((
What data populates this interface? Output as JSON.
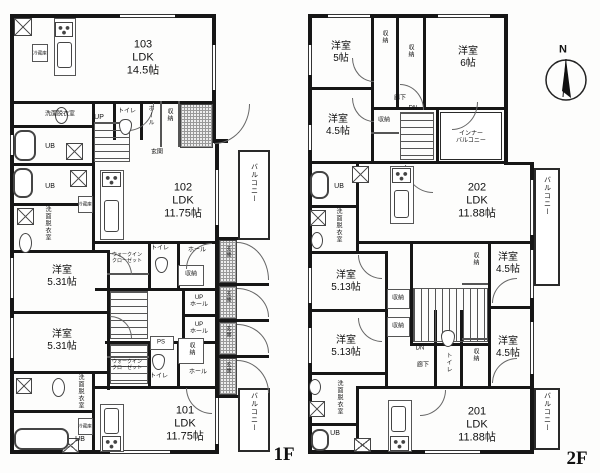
{
  "document": {
    "type": "architectural floor plan",
    "floors": [
      {
        "label": "1F",
        "units": [
          "101",
          "102",
          "103"
        ]
      },
      {
        "label": "2F",
        "units": [
          "201",
          "202"
        ]
      }
    ],
    "compass": "N",
    "colors": {
      "wall": "#161616",
      "background": "#fdfdfc",
      "line": "#555555"
    }
  },
  "units": [
    {
      "id": "103",
      "floor": "1F",
      "main_room": "LDK 14.5帖"
    },
    {
      "id": "102",
      "floor": "1F",
      "main_room": "LDK 11.75帖"
    },
    {
      "id": "101",
      "floor": "1F",
      "main_room": "LDK 11.75帖"
    },
    {
      "id": "202",
      "floor": "2F",
      "main_room": "LDK 11.88帖"
    },
    {
      "id": "201",
      "floor": "2F",
      "main_room": "LDK 11.88帖"
    }
  ],
  "texts": {
    "u103": "103\nLDK\n14.5帖",
    "u102": "102\nLDK\n11.75帖",
    "u101": "101\nLDK\n11.75帖",
    "u202": "202\nLDK\n11.88帖",
    "u201": "201\nLDK\n11.88帖",
    "yo531": "洋室\n5.31帖",
    "yo513": "洋室\n5.13帖",
    "yo45": "洋室\n4.5帖",
    "yo5": "洋室\n5帖",
    "yo6": "洋室\n6帖",
    "senmen": "洗面脱衣室",
    "ub": "UB",
    "toire": "トイレ",
    "hall": "ホール",
    "uphall": "UP\nホール",
    "up": "UP",
    "dn": "DN",
    "shuno": "収納",
    "genkan": "玄関",
    "balcony": "バルコニー",
    "innerbalcony": "インナー\nバルコニー",
    "wic": "ウォークイン\nクローゼット",
    "rouka": "廊下",
    "ps": "PS",
    "reizoko": "冷蔵庫",
    "f1": "1F",
    "f2": "2F",
    "north": "N"
  }
}
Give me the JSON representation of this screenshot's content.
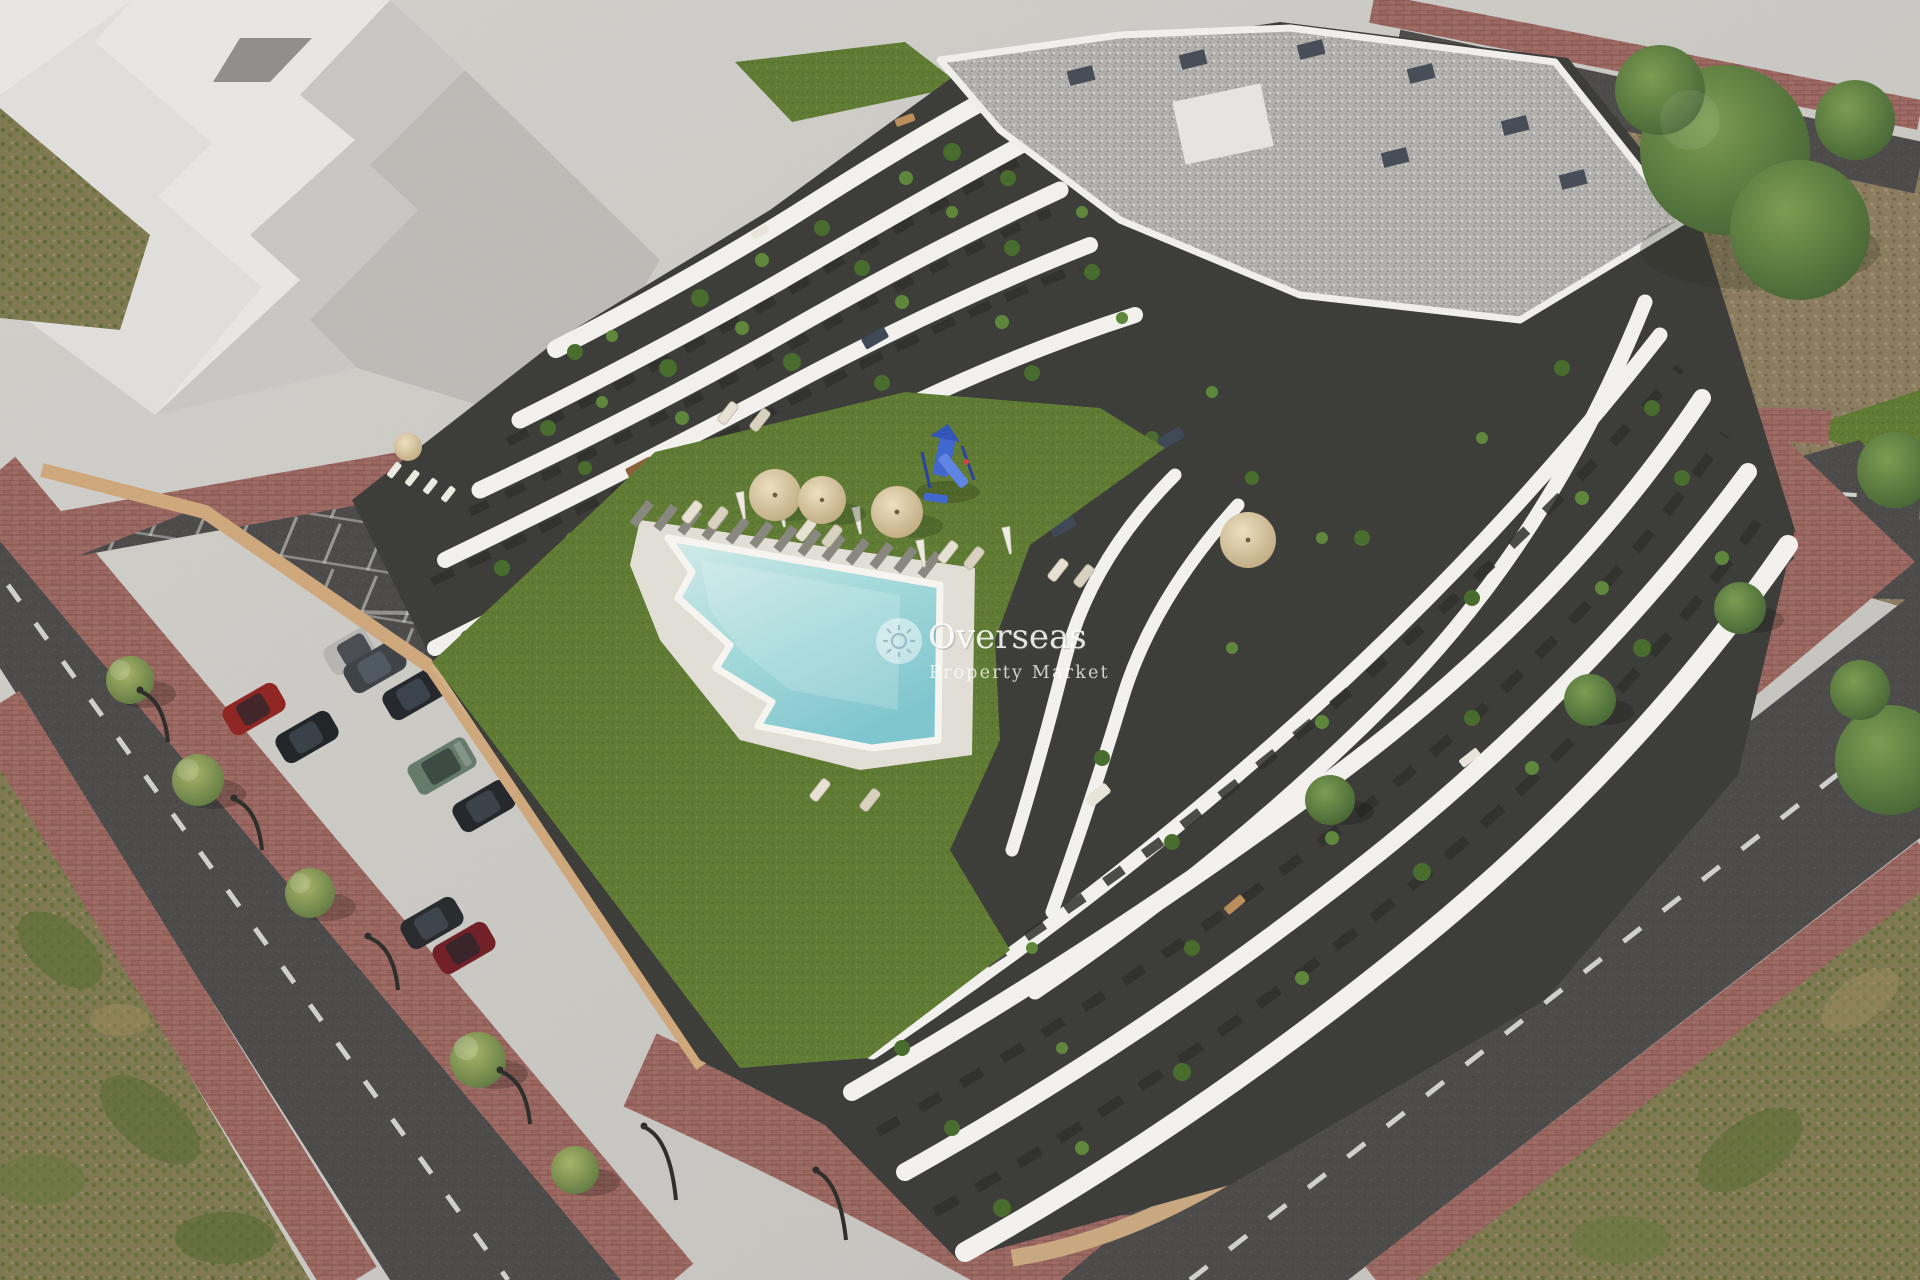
{
  "scene": {
    "type": "aerial architectural rendering",
    "subject": "Modern terraced apartment complex with communal lawn, free-form pool, playground, sunken parking lot and surrounding streets",
    "watermark": {
      "brand": "Overseas",
      "tagline": "Property Market",
      "icon": "sun-logo"
    },
    "palette": {
      "pavement": "#cbc9c4",
      "asphalt": "#4a4948",
      "sidewalk_paver": "#9d6a63",
      "lawn": "#5e7a31",
      "pool_water": "#9fd6d8",
      "building_light": "#f3f2ee",
      "building_dark": "#3a3a37",
      "retaining_wall": "#c9a87f",
      "scrub": "#7d7850",
      "dirt": "#8a7b5e",
      "roof_gravel": "#b2b1ae",
      "playground_blue": "#3e66cf"
    },
    "features": {
      "parked_cars": 9,
      "pool_umbrellas": 4,
      "sun_loungers": 12,
      "street_trees": 10,
      "playground": "blue slide tower"
    },
    "cars": [
      {
        "color": "#b7b5b1"
      },
      {
        "color": "#3e4144"
      },
      {
        "color": "#22252a"
      },
      {
        "color": "#8e2320"
      },
      {
        "color": "#1f2326"
      },
      {
        "color": "#647a68"
      },
      {
        "color": "#212528"
      },
      {
        "color": "#26282b"
      },
      {
        "color": "#701d24"
      }
    ]
  }
}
))
EXERCISE DESCRIPTION: Reproduce each line exactly as it appears, omitting the pictures.

WRITTEN ANSWER:
What data populates this interface? Output as JSON.
{
  "document": {
    "type": "architectural floor plan",
    "floors": [
      {
        "label": "1F",
        "units": [
          "101",
          "102",
          "103"
        ]
      },
      {
        "label": "2F",
        "units": [
          "201",
          "202"
        ]
      }
    ],
    "compass": "N",
    "colors": {
      "wall": "#161616",
      "background": "#fdfdfc",
      "line": "#555555"
    }
  },
  "units": [
    {
      "id": "103",
      "floor": "1F",
      "main_room": "LDK 14.5帖"
    },
    {
      "id": "102",
      "floor": "1F",
      "main_room": "LDK 11.75帖"
    },
    {
      "id": "101",
      "floor": "1F",
      "main_room": "LDK 11.75帖"
    },
    {
      "id": "202",
      "floor": "2F",
      "main_room": "LDK 11.88帖"
    },
    {
      "id": "201",
      "floor": "2F",
      "main_room": "LDK 11.88帖"
    }
  ],
  "texts": {
    "u103": "103\nLDK\n14.5帖",
    "u102": "102\nLDK\n11.75帖",
    "u101": "101\nLDK\n11.75帖",
    "u202": "202\nLDK\n11.88帖",
    "u201": "201\nLDK\n11.88帖",
    "yo531": "洋室\n5.31帖",
    "yo513": "洋室\n5.13帖",
    "yo45": "洋室\n4.5帖",
    "yo5": "洋室\n5帖",
    "yo6": "洋室\n6帖",
    "senmen": "洗面脱衣室",
    "ub": "UB",
    "toire": "トイレ",
    "hall": "ホール",
    "uphall": "UP\nホール",
    "up": "UP",
    "dn": "DN",
    "shuno": "収納",
    "genkan": "玄関",
    "balcony": "バルコニー",
    "innerbalcony": "インナー\nバルコニー",
    "wic": "ウォークイン\nクローゼット",
    "rouka": "廊下",
    "ps": "PS",
    "reizoko": "冷蔵庫",
    "f1": "1F",
    "f2": "2F",
    "north": "N"
  }
}
Give me the JSON representation of this screenshot's content.
{
  "scene": {
    "type": "aerial architectural rendering",
    "subject": "Modern terraced apartment complex with communal lawn, free-form pool, playground, sunken parking lot and surrounding streets",
    "watermark": {
      "brand": "Overseas",
      "tagline": "Property Market",
      "icon": "sun-logo"
    },
    "palette": {
      "pavement": "#cbc9c4",
      "asphalt": "#4a4948",
      "sidewalk_paver": "#9d6a63",
      "lawn": "#5e7a31",
      "pool_water": "#9fd6d8",
      "building_light": "#f3f2ee",
      "building_dark": "#3a3a37",
      "retaining_wall": "#c9a87f",
      "scrub": "#7d7850",
      "dirt": "#8a7b5e",
      "roof_gravel": "#b2b1ae",
      "playground_blue": "#3e66cf"
    },
    "features": {
      "parked_cars": 9,
      "pool_umbrellas": 4,
      "sun_loungers": 12,
      "street_trees": 10,
      "playground": "blue slide tower"
    },
    "cars": [
      {
        "color": "#b7b5b1"
      },
      {
        "color": "#3e4144"
      },
      {
        "color": "#22252a"
      },
      {
        "color": "#8e2320"
      },
      {
        "color": "#1f2326"
      },
      {
        "color": "#647a68"
      },
      {
        "color": "#212528"
      },
      {
        "color": "#26282b"
      },
      {
        "color": "#701d24"
      }
    ]
  }
}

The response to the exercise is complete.